<<<<

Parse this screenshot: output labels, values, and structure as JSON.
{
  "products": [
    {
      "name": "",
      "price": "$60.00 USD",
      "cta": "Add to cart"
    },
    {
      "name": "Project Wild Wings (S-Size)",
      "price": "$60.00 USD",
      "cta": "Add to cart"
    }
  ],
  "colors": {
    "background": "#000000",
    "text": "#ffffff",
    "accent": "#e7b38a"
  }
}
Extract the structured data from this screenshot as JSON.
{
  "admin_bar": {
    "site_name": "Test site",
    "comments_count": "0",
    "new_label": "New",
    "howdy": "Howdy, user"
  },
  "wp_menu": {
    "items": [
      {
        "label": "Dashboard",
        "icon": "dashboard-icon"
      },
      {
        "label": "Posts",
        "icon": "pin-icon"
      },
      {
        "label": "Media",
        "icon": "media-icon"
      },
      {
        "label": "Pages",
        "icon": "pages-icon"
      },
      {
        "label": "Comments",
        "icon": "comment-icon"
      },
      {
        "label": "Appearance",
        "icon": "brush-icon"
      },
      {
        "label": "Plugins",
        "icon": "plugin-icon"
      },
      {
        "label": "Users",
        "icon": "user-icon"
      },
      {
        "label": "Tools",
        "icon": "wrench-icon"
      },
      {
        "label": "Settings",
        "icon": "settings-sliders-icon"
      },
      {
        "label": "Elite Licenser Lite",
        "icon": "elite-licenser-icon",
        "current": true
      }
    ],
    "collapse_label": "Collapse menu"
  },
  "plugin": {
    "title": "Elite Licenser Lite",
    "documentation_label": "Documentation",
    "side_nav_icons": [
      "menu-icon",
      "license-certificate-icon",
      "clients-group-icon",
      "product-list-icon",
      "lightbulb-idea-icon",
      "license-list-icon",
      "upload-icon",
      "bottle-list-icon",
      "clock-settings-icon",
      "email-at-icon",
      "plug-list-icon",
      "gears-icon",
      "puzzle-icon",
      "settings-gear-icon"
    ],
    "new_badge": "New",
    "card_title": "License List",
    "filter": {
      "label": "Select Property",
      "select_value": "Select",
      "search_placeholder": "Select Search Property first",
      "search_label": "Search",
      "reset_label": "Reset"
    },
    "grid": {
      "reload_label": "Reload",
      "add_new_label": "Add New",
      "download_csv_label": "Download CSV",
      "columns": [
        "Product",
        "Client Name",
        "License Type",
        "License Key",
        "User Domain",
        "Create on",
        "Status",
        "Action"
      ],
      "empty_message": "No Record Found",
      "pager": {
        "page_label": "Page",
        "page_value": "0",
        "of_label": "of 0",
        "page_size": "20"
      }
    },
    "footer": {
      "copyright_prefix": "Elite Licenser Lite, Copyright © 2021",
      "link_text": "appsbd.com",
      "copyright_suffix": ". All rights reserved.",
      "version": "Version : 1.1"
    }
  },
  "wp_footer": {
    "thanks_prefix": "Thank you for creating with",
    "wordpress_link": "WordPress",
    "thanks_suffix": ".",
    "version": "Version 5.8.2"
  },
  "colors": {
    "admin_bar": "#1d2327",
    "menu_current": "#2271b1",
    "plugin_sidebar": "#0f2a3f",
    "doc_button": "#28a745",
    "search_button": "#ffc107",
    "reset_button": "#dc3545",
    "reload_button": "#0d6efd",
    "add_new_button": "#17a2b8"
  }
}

>>>>

== Required task ==
Copy every line of the records above that contains "Version".

== Result of the task ==
      "version": "Version : 1.1"
    "version": "Version 5.8.2"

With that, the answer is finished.